- [Do this] Search the data below for the word "candlestick" and copy each line that holds it.

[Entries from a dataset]
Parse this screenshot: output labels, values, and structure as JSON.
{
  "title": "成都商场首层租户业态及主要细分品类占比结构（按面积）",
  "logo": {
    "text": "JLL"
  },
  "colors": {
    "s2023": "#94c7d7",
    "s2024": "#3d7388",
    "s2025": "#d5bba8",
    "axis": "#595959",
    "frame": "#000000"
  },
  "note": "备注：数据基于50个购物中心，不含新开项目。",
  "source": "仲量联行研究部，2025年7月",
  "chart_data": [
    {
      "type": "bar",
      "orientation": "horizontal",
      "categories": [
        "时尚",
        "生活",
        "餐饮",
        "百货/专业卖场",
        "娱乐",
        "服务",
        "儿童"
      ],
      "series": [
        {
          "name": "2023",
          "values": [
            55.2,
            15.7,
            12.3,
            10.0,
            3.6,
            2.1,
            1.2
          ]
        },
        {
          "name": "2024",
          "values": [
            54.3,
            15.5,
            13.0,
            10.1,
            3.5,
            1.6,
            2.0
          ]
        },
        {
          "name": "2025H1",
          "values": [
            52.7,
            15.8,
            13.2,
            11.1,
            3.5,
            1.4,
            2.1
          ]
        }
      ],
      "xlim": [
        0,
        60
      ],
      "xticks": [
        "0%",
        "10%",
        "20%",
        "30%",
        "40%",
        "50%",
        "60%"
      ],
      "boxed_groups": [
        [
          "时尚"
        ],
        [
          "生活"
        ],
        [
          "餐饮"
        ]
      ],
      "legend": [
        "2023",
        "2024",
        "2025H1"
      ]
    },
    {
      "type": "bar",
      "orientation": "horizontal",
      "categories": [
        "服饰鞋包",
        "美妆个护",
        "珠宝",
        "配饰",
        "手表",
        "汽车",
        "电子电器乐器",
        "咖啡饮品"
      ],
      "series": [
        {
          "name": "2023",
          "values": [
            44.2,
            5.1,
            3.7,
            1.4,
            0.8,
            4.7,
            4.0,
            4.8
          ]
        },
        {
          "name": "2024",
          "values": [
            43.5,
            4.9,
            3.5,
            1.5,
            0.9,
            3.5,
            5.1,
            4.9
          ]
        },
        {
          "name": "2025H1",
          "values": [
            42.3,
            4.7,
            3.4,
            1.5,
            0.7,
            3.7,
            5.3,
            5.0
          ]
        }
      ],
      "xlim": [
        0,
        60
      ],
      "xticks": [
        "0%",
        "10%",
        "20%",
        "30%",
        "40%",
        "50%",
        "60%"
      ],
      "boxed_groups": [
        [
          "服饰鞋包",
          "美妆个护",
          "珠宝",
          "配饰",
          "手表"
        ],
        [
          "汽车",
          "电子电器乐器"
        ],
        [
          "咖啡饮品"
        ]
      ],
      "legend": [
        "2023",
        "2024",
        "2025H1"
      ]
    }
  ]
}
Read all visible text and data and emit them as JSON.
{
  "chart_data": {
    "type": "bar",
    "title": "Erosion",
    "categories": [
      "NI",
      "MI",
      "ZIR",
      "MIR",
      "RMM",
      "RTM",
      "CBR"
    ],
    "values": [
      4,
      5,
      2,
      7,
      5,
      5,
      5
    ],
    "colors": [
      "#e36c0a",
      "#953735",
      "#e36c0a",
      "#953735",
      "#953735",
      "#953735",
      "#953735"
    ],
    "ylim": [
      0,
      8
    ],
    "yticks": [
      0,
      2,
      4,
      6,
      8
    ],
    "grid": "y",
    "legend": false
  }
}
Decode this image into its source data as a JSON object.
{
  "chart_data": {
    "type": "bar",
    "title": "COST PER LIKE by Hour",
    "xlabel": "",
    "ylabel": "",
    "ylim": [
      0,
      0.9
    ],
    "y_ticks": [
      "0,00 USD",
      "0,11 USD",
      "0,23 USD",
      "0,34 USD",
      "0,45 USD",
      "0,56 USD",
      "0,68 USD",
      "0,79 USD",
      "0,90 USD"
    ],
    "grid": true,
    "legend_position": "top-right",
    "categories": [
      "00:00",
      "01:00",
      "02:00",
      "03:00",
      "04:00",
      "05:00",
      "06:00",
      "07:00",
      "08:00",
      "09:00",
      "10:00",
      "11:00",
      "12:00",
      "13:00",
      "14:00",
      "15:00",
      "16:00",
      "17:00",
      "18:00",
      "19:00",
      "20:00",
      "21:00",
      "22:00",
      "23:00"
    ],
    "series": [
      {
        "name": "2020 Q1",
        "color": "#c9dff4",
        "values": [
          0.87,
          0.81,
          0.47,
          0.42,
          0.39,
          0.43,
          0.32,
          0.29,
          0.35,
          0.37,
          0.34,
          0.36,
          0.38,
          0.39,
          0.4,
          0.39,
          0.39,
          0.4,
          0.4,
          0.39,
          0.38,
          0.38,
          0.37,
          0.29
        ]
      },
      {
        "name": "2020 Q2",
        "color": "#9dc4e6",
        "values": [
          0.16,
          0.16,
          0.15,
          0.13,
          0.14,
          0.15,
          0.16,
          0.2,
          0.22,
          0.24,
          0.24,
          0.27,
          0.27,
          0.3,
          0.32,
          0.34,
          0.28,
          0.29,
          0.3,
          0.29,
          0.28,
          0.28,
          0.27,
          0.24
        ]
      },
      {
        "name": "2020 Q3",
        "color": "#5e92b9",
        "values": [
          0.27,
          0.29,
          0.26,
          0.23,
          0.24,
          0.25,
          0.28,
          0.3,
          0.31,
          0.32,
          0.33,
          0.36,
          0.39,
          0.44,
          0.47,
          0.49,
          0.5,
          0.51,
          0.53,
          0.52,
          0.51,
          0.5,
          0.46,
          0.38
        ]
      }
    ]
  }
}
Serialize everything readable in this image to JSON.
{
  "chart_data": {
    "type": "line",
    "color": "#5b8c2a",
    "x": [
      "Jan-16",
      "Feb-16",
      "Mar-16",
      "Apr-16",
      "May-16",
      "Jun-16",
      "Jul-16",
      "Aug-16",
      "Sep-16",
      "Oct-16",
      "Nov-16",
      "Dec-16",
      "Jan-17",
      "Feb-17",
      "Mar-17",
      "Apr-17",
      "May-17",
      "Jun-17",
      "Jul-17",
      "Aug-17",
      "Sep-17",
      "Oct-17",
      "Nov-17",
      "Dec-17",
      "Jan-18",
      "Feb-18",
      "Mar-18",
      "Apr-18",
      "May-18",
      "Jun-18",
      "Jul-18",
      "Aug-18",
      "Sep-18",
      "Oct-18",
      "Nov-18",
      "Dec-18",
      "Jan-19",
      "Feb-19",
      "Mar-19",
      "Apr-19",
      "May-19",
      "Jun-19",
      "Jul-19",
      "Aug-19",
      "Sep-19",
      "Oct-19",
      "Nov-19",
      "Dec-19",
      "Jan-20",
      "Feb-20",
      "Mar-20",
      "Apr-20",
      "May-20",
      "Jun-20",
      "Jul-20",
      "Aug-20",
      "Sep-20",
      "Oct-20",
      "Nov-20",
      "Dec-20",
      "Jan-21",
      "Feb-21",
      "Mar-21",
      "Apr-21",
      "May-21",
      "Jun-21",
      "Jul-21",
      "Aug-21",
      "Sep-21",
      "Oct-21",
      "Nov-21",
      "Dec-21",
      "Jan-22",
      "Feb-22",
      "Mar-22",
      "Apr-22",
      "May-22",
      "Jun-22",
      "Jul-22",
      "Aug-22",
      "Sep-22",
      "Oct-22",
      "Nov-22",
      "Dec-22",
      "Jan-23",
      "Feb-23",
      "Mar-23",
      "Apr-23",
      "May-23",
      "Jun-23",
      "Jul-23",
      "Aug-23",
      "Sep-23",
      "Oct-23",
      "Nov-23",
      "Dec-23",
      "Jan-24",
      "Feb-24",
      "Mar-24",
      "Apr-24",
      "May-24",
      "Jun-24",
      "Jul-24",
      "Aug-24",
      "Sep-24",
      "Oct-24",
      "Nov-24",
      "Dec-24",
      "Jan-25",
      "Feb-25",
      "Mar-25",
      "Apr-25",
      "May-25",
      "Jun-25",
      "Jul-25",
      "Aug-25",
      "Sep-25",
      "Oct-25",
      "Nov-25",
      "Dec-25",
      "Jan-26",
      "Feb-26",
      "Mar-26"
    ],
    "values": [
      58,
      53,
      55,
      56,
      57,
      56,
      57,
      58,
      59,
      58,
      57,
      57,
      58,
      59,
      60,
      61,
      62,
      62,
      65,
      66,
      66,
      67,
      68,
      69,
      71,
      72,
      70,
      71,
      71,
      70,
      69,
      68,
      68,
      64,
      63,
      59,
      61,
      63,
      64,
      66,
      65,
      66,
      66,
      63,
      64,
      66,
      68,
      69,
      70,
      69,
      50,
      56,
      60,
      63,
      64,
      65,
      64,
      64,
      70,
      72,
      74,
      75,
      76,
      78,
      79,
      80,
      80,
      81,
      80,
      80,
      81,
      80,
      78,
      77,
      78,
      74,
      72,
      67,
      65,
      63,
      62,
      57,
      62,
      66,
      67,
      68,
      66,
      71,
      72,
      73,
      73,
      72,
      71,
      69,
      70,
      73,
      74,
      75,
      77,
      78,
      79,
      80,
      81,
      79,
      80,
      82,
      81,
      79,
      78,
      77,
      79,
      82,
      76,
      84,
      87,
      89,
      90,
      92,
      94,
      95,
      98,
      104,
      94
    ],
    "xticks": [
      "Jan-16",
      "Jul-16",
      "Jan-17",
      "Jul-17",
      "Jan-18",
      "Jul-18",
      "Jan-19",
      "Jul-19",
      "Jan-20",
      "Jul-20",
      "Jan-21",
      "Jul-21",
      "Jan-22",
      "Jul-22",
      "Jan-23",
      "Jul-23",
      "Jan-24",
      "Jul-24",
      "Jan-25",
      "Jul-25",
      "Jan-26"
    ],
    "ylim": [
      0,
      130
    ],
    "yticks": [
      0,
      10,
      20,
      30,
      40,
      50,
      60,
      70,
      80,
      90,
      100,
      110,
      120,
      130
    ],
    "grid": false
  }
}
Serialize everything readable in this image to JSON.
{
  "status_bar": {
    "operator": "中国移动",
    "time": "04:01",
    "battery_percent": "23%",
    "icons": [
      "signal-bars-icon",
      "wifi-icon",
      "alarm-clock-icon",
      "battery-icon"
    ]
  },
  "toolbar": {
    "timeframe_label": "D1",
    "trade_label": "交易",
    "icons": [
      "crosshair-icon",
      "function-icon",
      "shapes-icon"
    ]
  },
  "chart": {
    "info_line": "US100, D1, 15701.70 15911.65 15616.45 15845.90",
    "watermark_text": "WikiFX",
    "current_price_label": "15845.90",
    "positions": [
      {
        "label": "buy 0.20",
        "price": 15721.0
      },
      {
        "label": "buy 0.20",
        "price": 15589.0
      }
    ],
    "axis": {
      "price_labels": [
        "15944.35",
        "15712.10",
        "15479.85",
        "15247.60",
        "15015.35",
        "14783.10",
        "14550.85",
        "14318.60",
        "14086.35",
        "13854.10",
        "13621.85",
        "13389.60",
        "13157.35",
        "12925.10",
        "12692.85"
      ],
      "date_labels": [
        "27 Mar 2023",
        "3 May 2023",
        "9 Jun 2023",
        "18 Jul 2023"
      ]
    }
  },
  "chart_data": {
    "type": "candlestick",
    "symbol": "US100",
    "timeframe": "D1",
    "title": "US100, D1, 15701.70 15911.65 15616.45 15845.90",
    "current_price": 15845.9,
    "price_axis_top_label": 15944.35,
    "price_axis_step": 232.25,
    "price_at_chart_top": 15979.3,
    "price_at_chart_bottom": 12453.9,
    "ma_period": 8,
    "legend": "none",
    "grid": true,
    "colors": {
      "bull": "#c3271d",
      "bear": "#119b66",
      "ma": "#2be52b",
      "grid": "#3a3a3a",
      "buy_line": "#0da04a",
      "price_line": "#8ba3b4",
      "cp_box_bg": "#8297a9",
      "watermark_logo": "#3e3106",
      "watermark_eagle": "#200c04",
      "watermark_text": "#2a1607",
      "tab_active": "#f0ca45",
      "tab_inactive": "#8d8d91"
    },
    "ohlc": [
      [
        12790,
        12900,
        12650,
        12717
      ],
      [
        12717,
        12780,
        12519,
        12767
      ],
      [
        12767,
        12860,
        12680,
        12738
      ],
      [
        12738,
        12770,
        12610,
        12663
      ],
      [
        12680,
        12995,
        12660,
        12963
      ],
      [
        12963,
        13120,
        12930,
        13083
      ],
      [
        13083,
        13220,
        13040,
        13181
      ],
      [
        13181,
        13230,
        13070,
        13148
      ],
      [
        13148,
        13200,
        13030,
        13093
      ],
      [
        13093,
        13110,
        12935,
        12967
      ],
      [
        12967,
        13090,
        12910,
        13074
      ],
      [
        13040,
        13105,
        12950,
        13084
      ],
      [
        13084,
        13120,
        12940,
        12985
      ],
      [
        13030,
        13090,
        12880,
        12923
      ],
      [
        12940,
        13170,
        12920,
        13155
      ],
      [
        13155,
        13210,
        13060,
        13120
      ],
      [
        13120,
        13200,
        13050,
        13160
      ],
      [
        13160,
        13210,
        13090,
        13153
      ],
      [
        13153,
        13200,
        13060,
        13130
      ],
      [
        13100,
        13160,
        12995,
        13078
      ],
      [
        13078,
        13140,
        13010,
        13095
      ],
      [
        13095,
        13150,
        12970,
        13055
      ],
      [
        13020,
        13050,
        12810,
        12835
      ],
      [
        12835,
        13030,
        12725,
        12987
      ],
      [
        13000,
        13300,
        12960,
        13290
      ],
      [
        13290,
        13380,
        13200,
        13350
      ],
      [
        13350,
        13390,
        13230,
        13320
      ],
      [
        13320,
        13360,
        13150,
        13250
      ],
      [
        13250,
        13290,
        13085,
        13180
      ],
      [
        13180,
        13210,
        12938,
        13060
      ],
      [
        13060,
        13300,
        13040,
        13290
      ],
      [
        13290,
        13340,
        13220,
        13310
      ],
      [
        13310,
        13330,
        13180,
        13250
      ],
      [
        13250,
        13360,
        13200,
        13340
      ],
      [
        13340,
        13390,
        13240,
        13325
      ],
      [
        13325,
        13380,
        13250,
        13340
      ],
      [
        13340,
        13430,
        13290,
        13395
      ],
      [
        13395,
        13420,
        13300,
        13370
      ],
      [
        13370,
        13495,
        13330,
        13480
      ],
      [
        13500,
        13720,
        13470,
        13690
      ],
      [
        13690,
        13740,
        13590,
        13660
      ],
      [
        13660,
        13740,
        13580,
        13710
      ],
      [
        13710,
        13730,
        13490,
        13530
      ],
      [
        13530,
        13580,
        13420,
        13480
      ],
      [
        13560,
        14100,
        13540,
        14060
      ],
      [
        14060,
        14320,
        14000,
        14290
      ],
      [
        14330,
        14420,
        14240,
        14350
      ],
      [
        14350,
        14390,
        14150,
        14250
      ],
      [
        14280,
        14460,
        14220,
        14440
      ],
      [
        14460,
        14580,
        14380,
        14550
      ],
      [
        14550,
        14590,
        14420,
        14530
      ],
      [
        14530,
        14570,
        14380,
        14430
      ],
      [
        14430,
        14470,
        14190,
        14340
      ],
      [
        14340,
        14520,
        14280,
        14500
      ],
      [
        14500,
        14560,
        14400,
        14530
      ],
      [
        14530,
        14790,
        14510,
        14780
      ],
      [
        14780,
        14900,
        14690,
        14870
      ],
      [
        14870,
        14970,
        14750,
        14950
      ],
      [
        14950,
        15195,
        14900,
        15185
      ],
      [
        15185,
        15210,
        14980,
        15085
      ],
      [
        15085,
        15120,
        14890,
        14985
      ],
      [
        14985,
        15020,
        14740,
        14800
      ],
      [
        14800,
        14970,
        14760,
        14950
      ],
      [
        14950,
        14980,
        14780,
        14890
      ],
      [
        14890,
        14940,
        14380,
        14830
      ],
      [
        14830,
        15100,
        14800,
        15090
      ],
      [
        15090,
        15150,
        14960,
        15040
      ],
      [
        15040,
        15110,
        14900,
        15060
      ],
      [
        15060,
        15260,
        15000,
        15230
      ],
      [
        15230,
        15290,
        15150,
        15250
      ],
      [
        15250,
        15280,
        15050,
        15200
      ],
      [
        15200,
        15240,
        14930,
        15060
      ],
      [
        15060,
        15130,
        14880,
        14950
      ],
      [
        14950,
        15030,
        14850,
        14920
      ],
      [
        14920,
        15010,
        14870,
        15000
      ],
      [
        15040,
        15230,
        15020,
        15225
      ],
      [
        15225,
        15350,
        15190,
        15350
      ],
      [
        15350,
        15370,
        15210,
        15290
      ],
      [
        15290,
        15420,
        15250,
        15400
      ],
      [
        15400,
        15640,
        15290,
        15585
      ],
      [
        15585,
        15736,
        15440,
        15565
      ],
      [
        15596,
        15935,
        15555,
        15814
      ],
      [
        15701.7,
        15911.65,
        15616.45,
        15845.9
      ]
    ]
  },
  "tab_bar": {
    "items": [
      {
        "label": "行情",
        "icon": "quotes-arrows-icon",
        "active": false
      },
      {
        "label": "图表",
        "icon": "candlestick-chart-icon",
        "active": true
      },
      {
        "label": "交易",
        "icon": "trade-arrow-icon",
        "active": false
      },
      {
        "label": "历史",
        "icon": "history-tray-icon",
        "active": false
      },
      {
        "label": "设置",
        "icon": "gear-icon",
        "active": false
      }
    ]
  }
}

- [Solution to this exercise]
    "type": "candlestick",
        "icon": "candlestick-chart-icon",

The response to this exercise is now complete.